— Start Stored rows —

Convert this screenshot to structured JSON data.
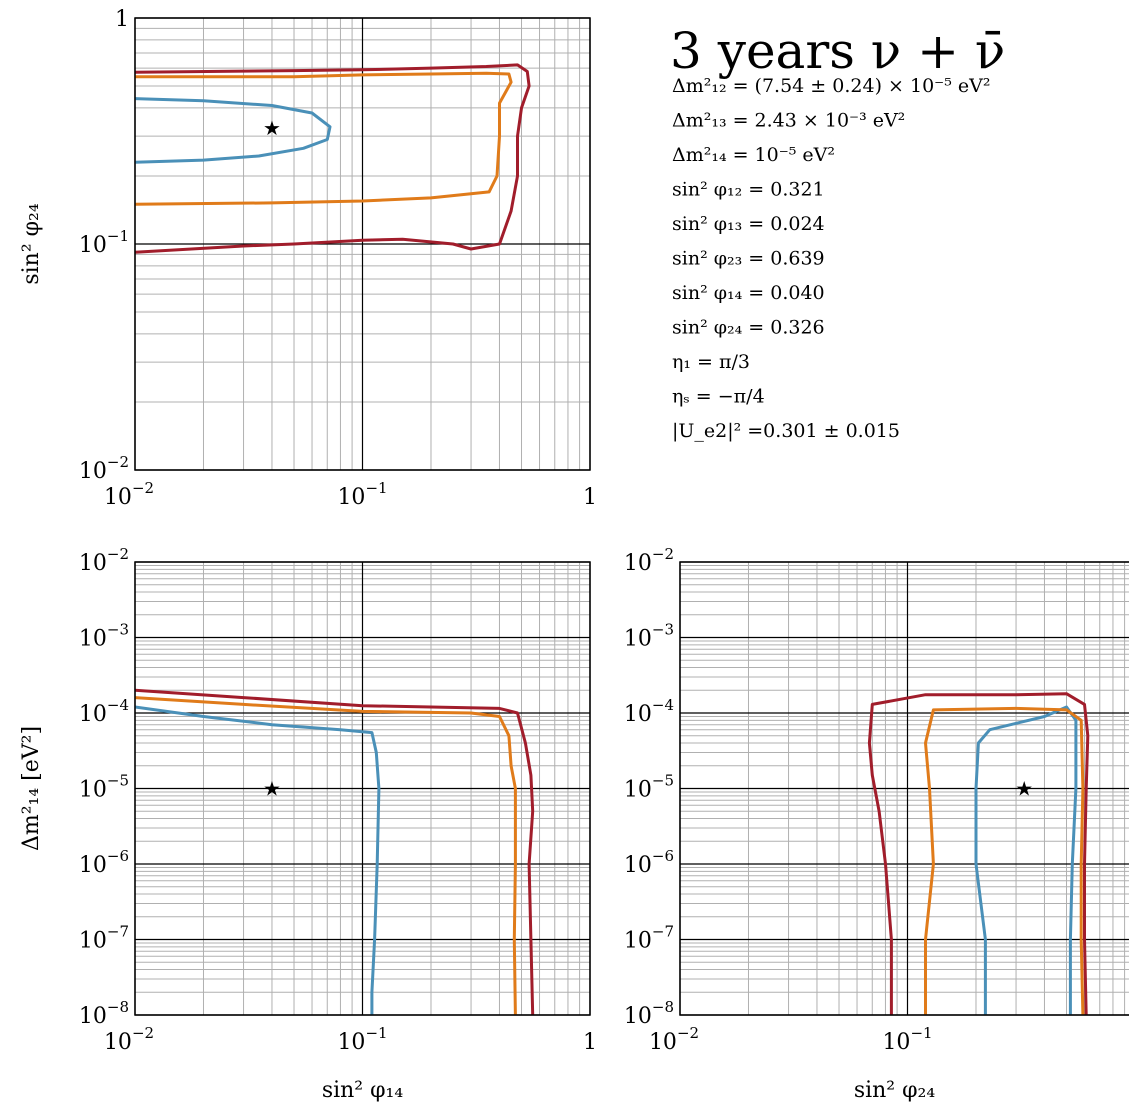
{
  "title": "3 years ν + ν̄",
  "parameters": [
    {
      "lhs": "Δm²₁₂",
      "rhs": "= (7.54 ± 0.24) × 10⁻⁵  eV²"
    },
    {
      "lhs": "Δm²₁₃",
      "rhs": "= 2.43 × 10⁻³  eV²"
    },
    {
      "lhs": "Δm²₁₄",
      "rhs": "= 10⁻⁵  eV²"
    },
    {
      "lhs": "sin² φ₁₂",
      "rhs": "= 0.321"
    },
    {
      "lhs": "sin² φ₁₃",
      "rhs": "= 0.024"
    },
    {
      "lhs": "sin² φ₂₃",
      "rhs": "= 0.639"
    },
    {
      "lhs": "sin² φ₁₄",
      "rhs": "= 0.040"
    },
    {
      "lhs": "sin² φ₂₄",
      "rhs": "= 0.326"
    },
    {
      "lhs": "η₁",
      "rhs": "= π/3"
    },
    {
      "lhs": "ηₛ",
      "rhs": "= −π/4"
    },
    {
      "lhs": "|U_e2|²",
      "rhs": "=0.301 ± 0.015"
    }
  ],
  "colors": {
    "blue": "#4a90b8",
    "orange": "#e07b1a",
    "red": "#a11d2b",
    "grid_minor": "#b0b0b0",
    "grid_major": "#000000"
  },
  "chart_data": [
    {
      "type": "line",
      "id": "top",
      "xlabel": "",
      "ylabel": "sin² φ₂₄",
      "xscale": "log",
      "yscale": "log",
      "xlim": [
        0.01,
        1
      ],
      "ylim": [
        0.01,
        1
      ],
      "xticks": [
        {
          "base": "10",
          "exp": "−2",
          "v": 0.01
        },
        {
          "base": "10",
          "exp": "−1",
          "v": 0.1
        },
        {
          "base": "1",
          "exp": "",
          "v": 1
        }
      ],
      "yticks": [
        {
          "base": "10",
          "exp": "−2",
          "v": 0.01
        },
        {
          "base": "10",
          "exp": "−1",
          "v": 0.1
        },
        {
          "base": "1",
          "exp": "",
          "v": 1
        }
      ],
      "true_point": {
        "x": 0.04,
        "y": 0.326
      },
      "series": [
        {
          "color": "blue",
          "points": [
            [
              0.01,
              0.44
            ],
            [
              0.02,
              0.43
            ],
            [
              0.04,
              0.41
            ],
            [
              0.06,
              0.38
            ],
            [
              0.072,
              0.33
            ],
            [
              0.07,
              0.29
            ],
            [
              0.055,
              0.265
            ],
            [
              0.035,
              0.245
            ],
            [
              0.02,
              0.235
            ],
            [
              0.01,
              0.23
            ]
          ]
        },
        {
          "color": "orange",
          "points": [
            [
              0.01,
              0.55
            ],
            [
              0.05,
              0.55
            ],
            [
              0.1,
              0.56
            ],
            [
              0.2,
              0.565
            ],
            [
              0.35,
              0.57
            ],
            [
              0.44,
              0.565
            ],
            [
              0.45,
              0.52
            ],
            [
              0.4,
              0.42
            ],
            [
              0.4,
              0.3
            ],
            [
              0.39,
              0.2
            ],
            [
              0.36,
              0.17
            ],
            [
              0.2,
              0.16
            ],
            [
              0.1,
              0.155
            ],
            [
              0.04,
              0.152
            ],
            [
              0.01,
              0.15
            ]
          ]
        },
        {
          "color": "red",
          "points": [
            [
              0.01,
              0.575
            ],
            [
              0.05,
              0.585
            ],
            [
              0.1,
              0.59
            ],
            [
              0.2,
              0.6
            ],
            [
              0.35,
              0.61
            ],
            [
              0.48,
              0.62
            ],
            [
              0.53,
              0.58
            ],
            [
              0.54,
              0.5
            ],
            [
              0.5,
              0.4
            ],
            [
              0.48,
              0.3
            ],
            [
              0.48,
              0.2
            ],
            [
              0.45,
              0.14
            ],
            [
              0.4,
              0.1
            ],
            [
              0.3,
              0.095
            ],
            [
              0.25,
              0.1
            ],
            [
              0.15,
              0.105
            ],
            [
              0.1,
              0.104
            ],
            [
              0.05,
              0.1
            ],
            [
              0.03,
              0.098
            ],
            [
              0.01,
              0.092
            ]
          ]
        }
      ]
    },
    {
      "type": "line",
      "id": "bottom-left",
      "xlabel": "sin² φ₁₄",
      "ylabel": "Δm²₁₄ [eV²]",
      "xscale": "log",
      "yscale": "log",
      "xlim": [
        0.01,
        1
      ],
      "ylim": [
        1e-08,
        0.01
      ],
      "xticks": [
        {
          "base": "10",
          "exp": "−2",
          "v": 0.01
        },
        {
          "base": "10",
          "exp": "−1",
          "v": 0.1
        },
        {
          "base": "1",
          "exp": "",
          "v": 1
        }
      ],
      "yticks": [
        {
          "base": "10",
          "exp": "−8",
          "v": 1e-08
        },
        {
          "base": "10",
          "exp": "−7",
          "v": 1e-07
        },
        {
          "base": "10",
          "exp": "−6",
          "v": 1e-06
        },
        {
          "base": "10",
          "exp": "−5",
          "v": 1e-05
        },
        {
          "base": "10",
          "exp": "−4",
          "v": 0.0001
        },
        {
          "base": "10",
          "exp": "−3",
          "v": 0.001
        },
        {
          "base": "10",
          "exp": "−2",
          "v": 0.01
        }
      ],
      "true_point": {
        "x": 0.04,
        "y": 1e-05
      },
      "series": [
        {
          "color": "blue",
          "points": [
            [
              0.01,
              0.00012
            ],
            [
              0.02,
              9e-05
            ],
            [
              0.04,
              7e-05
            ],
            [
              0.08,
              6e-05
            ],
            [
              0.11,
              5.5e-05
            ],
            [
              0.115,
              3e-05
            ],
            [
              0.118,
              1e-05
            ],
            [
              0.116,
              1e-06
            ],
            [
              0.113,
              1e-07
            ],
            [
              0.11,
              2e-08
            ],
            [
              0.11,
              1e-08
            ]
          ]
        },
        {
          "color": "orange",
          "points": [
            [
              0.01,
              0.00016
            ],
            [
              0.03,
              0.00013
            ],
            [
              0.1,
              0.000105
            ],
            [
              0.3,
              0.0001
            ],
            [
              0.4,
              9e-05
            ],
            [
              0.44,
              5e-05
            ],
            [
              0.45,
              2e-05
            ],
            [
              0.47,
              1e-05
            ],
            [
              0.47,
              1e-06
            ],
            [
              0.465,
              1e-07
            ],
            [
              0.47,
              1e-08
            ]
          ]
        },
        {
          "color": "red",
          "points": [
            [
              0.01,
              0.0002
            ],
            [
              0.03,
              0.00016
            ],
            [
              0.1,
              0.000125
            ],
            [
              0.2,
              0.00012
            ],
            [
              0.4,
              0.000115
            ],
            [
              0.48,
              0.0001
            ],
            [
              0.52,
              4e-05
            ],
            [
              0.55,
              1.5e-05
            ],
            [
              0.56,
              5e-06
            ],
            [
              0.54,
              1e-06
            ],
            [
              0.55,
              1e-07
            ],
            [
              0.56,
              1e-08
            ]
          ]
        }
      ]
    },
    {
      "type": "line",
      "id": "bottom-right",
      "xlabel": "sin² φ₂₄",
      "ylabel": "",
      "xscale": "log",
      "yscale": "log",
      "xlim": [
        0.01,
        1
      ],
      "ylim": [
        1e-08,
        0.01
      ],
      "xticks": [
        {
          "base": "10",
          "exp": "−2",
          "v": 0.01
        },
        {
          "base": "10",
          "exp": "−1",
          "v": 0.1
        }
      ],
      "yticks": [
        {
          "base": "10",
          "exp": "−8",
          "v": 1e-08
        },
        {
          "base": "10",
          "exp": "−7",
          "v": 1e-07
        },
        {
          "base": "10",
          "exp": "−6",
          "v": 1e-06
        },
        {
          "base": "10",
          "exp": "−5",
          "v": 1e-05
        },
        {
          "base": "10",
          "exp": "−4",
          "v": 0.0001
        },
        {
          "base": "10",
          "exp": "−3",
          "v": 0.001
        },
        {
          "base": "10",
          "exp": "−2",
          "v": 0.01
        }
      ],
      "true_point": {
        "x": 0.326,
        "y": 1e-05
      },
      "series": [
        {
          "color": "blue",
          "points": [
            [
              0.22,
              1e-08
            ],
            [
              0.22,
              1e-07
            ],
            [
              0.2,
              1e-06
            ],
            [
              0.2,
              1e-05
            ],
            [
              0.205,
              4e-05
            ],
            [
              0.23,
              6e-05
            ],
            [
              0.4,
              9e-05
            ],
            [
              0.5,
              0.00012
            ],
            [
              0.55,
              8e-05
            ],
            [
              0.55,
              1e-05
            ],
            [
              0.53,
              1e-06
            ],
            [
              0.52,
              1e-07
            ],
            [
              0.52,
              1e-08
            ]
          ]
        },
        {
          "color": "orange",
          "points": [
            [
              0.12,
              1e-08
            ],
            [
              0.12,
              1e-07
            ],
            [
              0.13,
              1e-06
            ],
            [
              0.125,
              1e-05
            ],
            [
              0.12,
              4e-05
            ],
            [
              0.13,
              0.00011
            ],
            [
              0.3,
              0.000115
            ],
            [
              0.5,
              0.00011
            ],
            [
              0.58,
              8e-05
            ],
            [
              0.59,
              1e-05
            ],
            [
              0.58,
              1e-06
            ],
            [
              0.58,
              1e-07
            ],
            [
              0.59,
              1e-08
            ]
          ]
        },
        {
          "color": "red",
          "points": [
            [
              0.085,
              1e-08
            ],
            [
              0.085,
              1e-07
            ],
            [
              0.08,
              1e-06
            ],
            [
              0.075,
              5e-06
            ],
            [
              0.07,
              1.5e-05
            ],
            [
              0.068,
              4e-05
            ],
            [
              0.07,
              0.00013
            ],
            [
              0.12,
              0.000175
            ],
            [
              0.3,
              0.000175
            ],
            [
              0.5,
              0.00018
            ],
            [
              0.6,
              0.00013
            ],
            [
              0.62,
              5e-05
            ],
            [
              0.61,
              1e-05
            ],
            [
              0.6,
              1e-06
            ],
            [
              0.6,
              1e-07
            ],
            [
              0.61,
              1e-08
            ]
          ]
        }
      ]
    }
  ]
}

— End Stored rows —
— Start Stored rows —

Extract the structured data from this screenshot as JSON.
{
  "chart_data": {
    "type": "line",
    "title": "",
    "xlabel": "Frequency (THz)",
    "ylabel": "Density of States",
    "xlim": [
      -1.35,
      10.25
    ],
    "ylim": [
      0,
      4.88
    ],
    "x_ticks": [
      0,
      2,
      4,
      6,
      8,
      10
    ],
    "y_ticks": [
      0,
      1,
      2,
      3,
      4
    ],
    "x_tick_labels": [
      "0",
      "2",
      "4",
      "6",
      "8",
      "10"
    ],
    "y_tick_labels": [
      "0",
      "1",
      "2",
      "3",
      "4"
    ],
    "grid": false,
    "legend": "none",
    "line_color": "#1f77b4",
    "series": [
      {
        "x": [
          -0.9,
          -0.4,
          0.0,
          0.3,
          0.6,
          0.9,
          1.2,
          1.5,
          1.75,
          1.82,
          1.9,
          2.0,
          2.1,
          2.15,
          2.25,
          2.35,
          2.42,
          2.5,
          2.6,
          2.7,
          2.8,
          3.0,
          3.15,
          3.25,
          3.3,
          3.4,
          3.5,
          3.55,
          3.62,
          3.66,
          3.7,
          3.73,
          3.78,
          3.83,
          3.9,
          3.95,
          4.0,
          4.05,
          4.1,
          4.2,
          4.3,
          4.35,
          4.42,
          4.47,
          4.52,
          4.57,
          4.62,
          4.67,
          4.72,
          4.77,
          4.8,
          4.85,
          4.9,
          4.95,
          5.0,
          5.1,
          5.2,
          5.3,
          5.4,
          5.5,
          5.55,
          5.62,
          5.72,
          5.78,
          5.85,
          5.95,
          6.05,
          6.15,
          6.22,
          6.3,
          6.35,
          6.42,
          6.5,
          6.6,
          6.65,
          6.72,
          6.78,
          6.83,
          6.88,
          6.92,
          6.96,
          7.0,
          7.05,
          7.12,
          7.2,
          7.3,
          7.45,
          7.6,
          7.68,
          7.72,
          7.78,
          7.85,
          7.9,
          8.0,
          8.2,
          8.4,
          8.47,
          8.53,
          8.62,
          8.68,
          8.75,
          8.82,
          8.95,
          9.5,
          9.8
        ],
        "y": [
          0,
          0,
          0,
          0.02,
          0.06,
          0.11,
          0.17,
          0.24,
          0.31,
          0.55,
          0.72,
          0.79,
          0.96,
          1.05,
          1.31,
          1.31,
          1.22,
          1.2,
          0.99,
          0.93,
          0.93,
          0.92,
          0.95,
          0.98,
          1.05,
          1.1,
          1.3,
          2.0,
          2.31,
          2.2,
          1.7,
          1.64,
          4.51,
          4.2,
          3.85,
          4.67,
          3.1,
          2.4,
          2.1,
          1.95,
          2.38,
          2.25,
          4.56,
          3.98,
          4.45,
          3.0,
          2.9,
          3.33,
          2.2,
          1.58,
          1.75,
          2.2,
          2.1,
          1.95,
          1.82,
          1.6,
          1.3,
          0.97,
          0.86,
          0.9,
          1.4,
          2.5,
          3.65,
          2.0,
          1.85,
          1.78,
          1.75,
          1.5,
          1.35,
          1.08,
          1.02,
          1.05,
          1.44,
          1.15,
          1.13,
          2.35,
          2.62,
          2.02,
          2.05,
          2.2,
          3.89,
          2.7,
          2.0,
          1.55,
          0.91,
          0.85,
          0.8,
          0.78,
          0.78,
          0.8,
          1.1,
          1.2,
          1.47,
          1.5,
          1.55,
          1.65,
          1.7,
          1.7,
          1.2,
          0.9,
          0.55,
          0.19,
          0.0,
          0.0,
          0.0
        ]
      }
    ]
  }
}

— End Stored rows —

Stated exercise - Write down every line of the data above that includes the string "xlabel".

The answer -
      "xlabel": "",
      "xlabel": "sin² φ₁₄",
      "xlabel": "sin² φ₂₄",
    "xlabel": "Frequency (THz)",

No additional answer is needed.